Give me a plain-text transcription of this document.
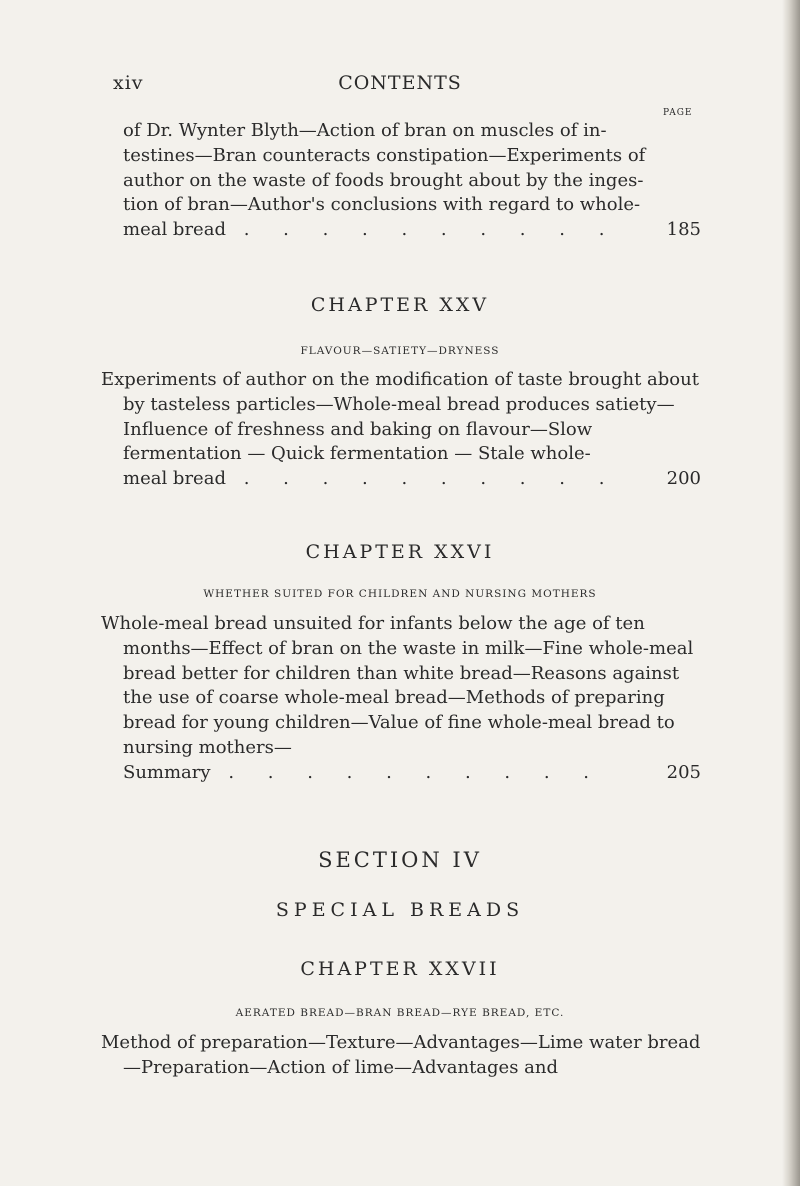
CONTENTS
xiv
PAGE

of Dr. Wynter Blyth—Action of bran on muscles of in-

testines—Bran counteracts constipation—Experiments of

author on the waste of foods brought about by the inges-

tion of bran—Author's conclusions with regard to whole-

meal bread . . . . . . . . . .	185
CHAPTER XXV
FLAVOUR—SATIETY—DRYNESS

Experiments of author on the modification of taste brought about by tasteless particles—Whole-meal bread produces satiety—Influence of freshness and baking on flavour—Slow fermentation — Quick fermentation — Stale whole-

meal bread . . . . . . . . . .	200
CHAPTER XXVI
WHETHER SUITED FOR CHILDREN AND NURSING MOTHERS

Whole-meal bread unsuited for infants below the age of ten months—Effect of bran on the waste in milk—Fine whole-meal bread better for children than white bread—Reasons against the use of coarse whole-meal bread—Methods of preparing bread for young children—Value of fine whole-meal bread to nursing mothers—

Summary . . . . . . . . . .	205
SECTION IV
SPECIAL BREADS
CHAPTER XXVII
AERATED BREAD—BRAN BREAD—RYE BREAD, ETC.

Method of preparation—Texture—Advantages—Lime water bread—Preparation—Action of lime—Advantages and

========================

[Problem to solve] From the entries above, copy every line where the word "brought" shows up.

[Solution for this problem]
author on the waste of foods brought about by the inges-
Experiments of author on the modification of taste brought about by tasteless particles—Whole-meal bread produces satiety—Influence of freshness and baking on flavour—Slow fermentation — Quick fermentation — Stale whole-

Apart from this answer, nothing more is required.